(Extracted data entries)
-=-=-=-=-
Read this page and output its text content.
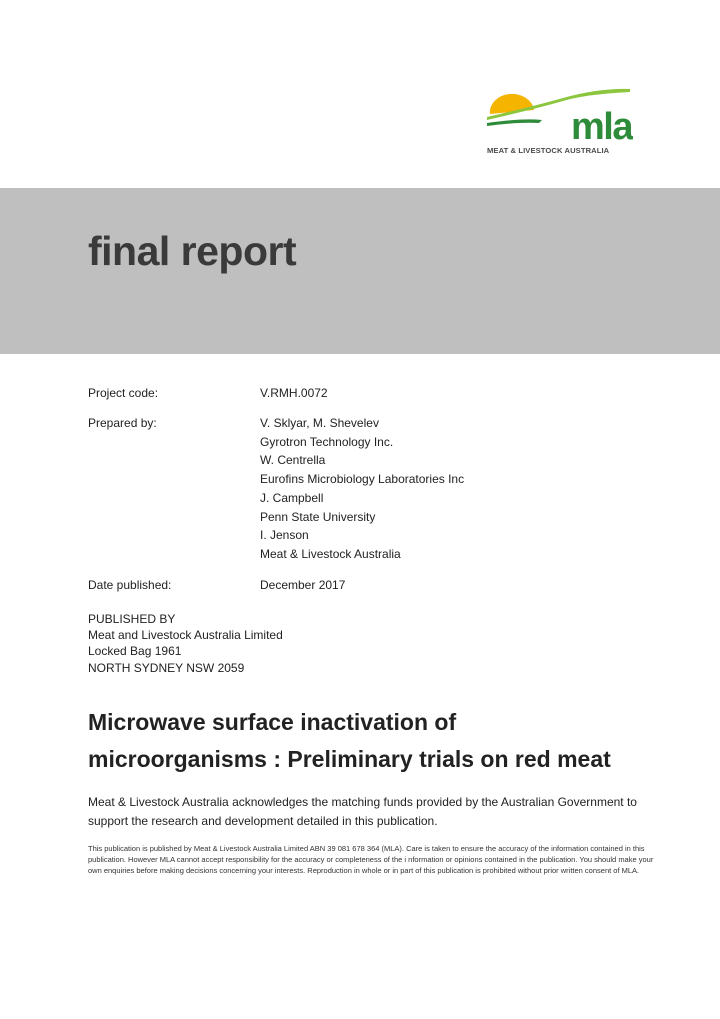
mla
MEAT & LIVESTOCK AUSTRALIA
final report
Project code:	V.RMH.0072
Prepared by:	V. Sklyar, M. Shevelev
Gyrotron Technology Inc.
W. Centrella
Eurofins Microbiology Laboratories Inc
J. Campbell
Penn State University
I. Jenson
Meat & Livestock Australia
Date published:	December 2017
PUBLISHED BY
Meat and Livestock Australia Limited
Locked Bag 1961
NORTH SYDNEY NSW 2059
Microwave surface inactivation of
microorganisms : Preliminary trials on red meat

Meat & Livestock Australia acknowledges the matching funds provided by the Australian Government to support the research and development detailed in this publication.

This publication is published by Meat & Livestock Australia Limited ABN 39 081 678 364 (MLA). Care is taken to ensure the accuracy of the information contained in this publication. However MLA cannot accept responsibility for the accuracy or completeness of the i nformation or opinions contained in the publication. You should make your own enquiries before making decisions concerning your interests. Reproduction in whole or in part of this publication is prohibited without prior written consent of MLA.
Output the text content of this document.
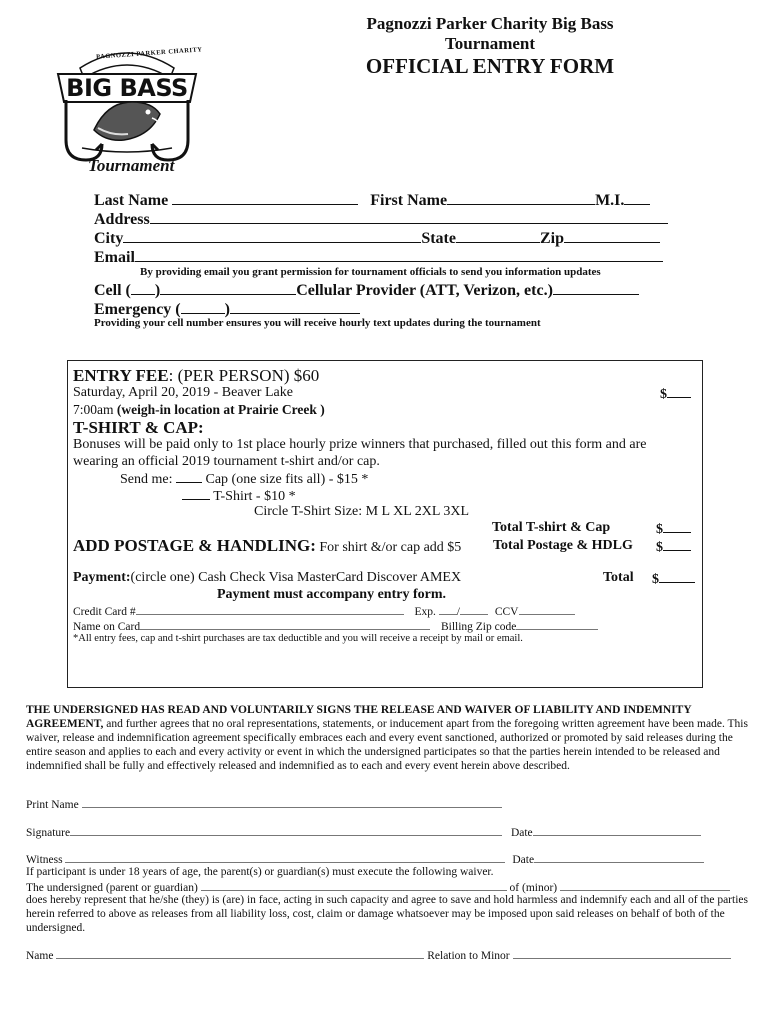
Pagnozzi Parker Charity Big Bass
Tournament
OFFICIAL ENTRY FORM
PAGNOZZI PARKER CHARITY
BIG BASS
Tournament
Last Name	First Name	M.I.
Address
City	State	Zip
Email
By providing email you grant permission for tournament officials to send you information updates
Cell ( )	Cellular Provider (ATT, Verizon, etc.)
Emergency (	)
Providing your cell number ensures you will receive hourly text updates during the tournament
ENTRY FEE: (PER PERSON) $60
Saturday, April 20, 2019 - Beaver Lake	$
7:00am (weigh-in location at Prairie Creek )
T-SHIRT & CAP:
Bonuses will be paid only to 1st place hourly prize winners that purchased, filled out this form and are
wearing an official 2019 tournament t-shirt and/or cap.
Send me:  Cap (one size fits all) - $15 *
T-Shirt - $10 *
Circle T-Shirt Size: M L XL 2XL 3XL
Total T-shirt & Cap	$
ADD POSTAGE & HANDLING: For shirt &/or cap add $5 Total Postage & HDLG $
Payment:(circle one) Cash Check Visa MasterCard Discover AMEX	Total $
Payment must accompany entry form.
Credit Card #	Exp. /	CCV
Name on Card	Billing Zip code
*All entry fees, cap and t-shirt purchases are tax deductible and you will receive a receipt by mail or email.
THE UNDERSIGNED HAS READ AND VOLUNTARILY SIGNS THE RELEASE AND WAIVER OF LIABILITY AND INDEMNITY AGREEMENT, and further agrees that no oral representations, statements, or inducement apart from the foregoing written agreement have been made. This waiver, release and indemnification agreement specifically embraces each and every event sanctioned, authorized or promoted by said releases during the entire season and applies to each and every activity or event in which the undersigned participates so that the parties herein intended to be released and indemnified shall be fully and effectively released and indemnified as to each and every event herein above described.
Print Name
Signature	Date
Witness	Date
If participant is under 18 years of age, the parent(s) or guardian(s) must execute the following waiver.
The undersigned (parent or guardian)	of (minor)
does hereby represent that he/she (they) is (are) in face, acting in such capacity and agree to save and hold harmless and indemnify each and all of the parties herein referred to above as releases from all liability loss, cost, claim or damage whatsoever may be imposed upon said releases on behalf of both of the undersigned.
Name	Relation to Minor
-=-=-=-=-
Repeat all of the records verbatim, leaving out the pictures.

Read this page and output its text content.
mla
MEAT & LIVESTOCK AUSTRALIA
final report
Project code:	V.RMH.0072
Prepared by:	V. Sklyar, M. Shevelev
Gyrotron Technology Inc.
W. Centrella
Eurofins Microbiology Laboratories Inc
J. Campbell
Penn State University
I. Jenson
Meat & Livestock Australia
Date published:	December 2017
PUBLISHED BY
Meat and Livestock Australia Limited
Locked Bag 1961
NORTH SYDNEY NSW 2059
Microwave surface inactivation of
microorganisms : Preliminary trials on red meat

Meat & Livestock Australia acknowledges the matching funds provided by the Australian Government to support the research and development detailed in this publication.

This publication is published by Meat & Livestock Australia Limited ABN 39 081 678 364 (MLA). Care is taken to ensure the accuracy of the information contained in this publication. However MLA cannot accept responsibility for the accuracy or completeness of the i nformation or opinions contained in the publication. You should make your own enquiries before making decisions concerning your interests. Reproduction in whole or in part of this publication is prohibited without prior written consent of MLA.
Output the text content of this document.
Pagnozzi Parker Charity Big Bass
Tournament
OFFICIAL ENTRY FORM
PAGNOZZI PARKER CHARITY
BIG BASS
Tournament
Last Name	First Name	M.I.
Address
City	State	Zip
Email
By providing email you grant permission for tournament officials to send you information updates
Cell ( )	Cellular Provider (ATT, Verizon, etc.)
Emergency (	)
Providing your cell number ensures you will receive hourly text updates during the tournament
ENTRY FEE: (PER PERSON) $60
Saturday, April 20, 2019 - Beaver Lake	$
7:00am (weigh-in location at Prairie Creek )
T-SHIRT & CAP:
Bonuses will be paid only to 1st place hourly prize winners that purchased, filled out this form and are
wearing an official 2019 tournament t-shirt and/or cap.
Send me:  Cap (one size fits all) - $15 *
T-Shirt - $10 *
Circle T-Shirt Size: M L XL 2XL 3XL
Total T-shirt & Cap	$
ADD POSTAGE & HANDLING: For shirt &/or cap add $5 Total Postage & HDLG $
Payment:(circle one) Cash Check Visa MasterCard Discover AMEX	Total $
Payment must accompany entry form.
Credit Card #	Exp. /	CCV
Name on Card	Billing Zip code
*All entry fees, cap and t-shirt purchases are tax deductible and you will receive a receipt by mail or email.
THE UNDERSIGNED HAS READ AND VOLUNTARILY SIGNS THE RELEASE AND WAIVER OF LIABILITY AND INDEMNITY AGREEMENT, and further agrees that no oral representations, statements, or inducement apart from the foregoing written agreement have been made. This waiver, release and indemnification agreement specifically embraces each and every event sanctioned, authorized or promoted by said releases during the entire season and applies to each and every activity or event in which the undersigned participates so that the parties herein intended to be released and indemnified shall be fully and effectively released and indemnified as to each and every event herein above described.
Print Name
Signature	Date
Witness	Date
If participant is under 18 years of age, the parent(s) or guardian(s) must execute the following waiver.
The undersigned (parent or guardian)	of (minor)
does hereby represent that he/she (they) is (are) in face, acting in such capacity and agree to save and hold harmless and indemnify each and all of the parties herein referred to above as releases from all liability loss, cost, claim or damage whatsoever may be imposed upon said releases on behalf of both of the undersigned.
Name	Relation to Minor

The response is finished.